Pictures aside, write out every record exactly as it appears.

**EXERCISE INPUT**
════

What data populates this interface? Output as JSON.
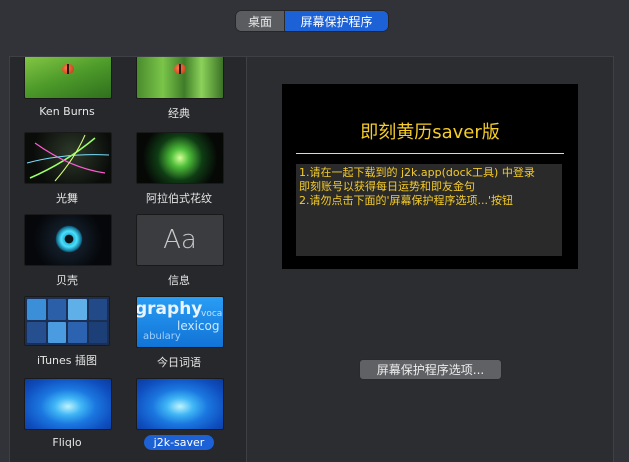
{
  "tabs": {
    "desktop": "桌面",
    "screensaver": "屏幕保护程序"
  },
  "savers": [
    {
      "label": "Ken Burns",
      "thumb": "ladybug-leaf"
    },
    {
      "label": "经典",
      "thumb": "ladybug-grass"
    },
    {
      "label": "光舞",
      "thumb": "light-streaks"
    },
    {
      "label": "阿拉伯式花纹",
      "thumb": "arabesque-burst"
    },
    {
      "label": "贝壳",
      "thumb": "shell-flower"
    },
    {
      "label": "信息",
      "thumb": "message-aa"
    },
    {
      "label": "iTunes 插图",
      "thumb": "album-grid"
    },
    {
      "label": "今日词语",
      "thumb": "word-of-the-day"
    },
    {
      "label": "Fliqlo",
      "thumb": "blue-swirl"
    },
    {
      "label": "j2k-saver",
      "thumb": "blue-swirl",
      "selected": true
    }
  ],
  "thumb_text": {
    "message": "Aa",
    "word_1": "graphy",
    "word_2": "lexicog",
    "word_3": "abulary",
    "word_4": "voca"
  },
  "preview": {
    "title": "即刻黄历saver版",
    "lines": [
      "1.请在一起下载到的 j2k.app(dock工具) 中登录",
      "即刻账号以获得每日运势和即友金句",
      "2.请勿点击下面的'屏幕保护程序选项...'按钮"
    ]
  },
  "options_button": "屏幕保护程序选项...",
  "colors": {
    "accent": "#1c61d6",
    "preview_text": "#f5cc2a"
  }
}
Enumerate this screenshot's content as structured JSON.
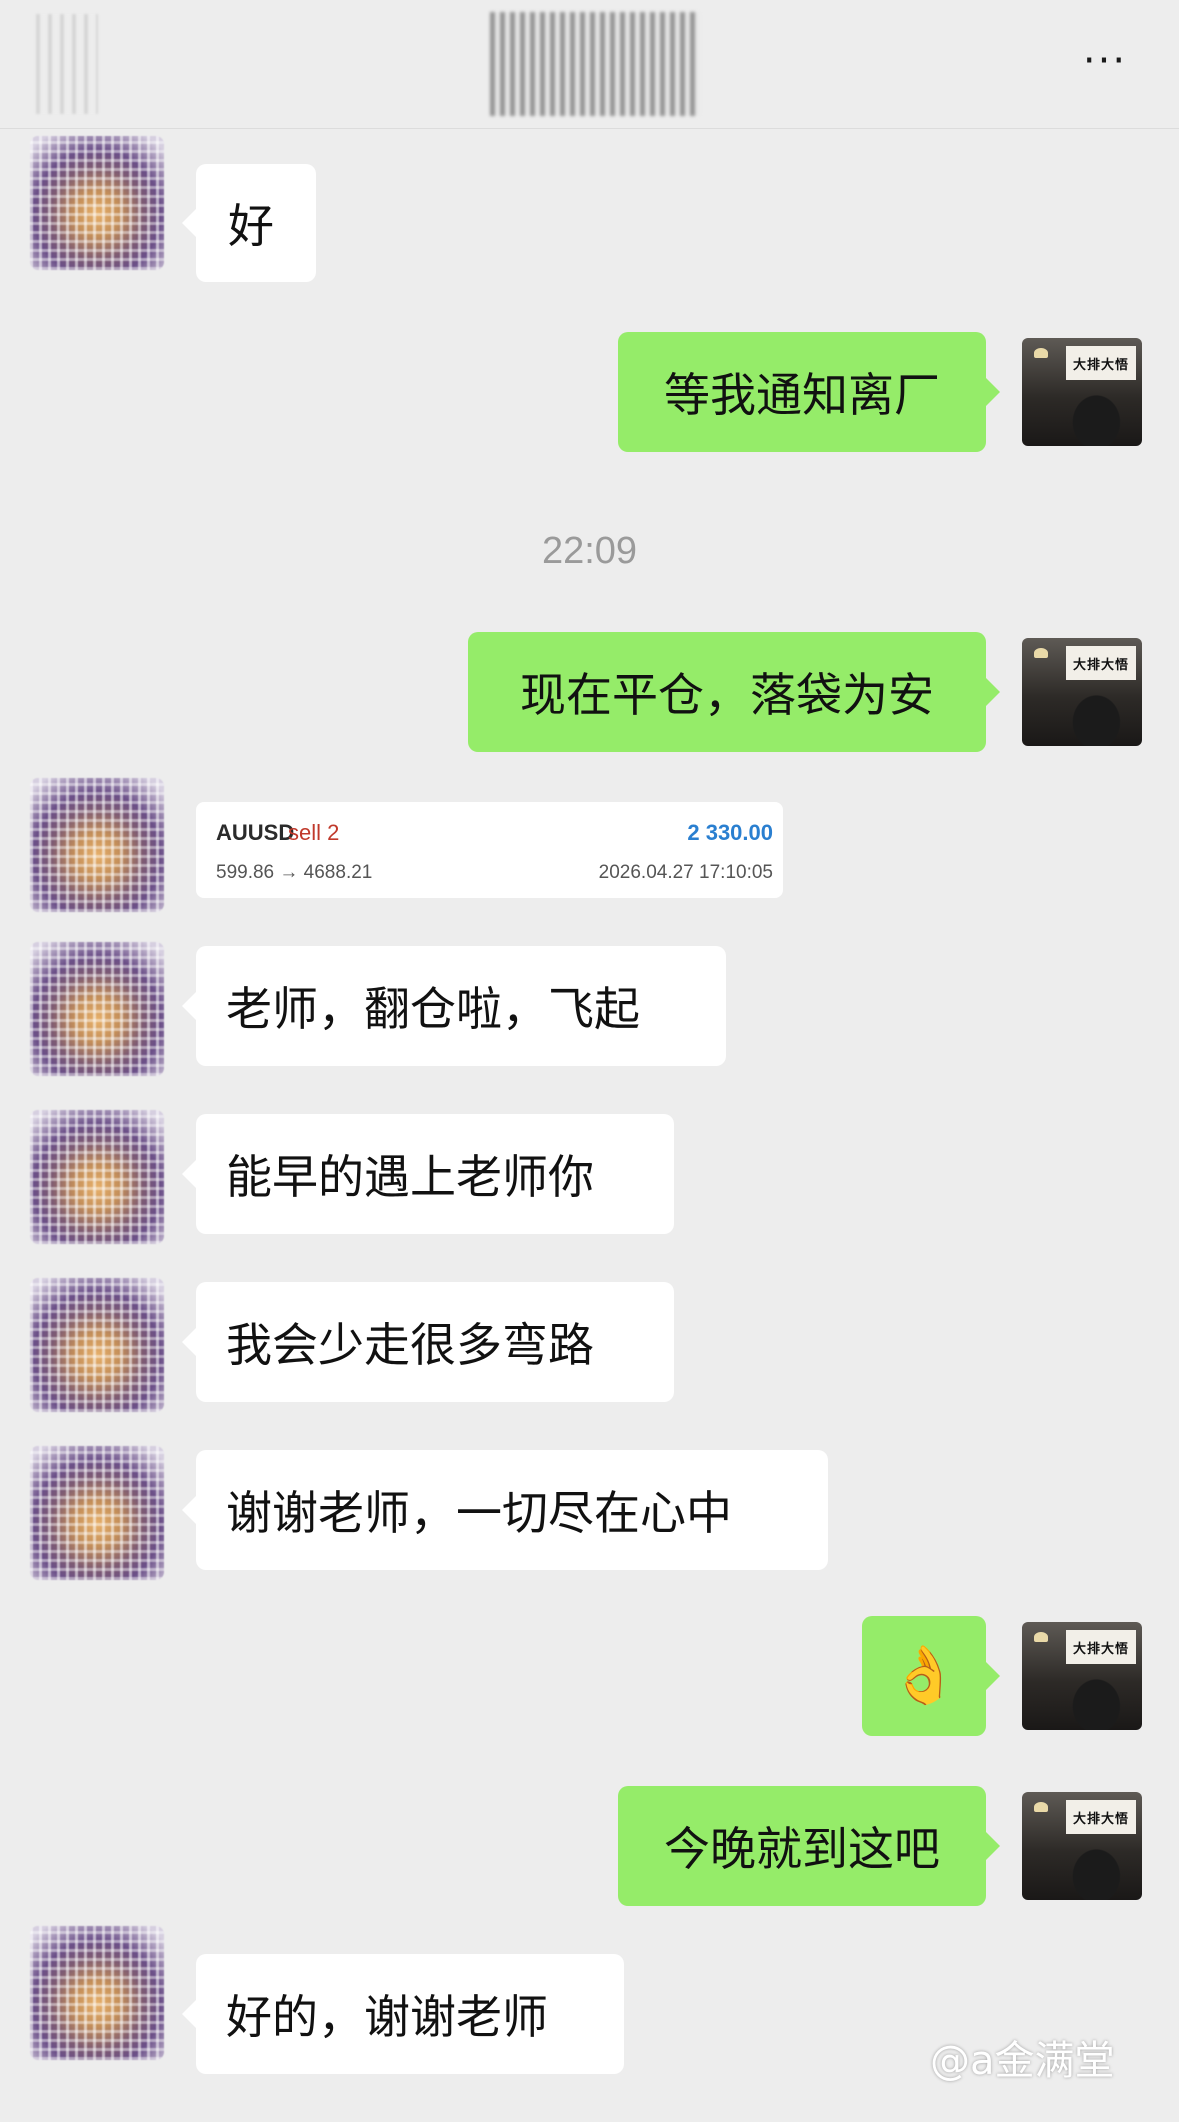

════

**SOLUTION TO THE EXERCISE**
What data populates this interface? Output as JSON.
{
  "tabs": {
    "desktop": "桌面",
    "screensaver": "屏幕保护程序"
  },
  "savers": [
    {
      "label": "Ken Burns",
      "thumb": "ladybug-leaf"
    },
    {
      "label": "经典",
      "thumb": "ladybug-grass"
    },
    {
      "label": "光舞",
      "thumb": "light-streaks"
    },
    {
      "label": "阿拉伯式花纹",
      "thumb": "arabesque-burst"
    },
    {
      "label": "贝壳",
      "thumb": "shell-flower"
    },
    {
      "label": "信息",
      "thumb": "message-aa"
    },
    {
      "label": "iTunes 插图",
      "thumb": "album-grid"
    },
    {
      "label": "今日词语",
      "thumb": "word-of-the-day"
    },
    {
      "label": "Fliqlo",
      "thumb": "blue-swirl"
    },
    {
      "label": "j2k-saver",
      "thumb": "blue-swirl",
      "selected": true
    }
  ],
  "thumb_text": {
    "message": "Aa",
    "word_1": "graphy",
    "word_2": "lexicog",
    "word_3": "abulary",
    "word_4": "voca"
  },
  "preview": {
    "title": "即刻黄历saver版",
    "lines": [
      "1.请在一起下载到的 j2k.app(dock工具) 中登录",
      "即刻账号以获得每日运势和即友金句",
      "2.请勿点击下面的'屏幕保护程序选项...'按钮"
    ]
  },
  "options_button": "屏幕保护程序选项...",
  "colors": {
    "accent": "#1c61d6",
    "preview_text": "#f5cc2a"
  }
}
Enumerate this screenshot's content as structured JSON.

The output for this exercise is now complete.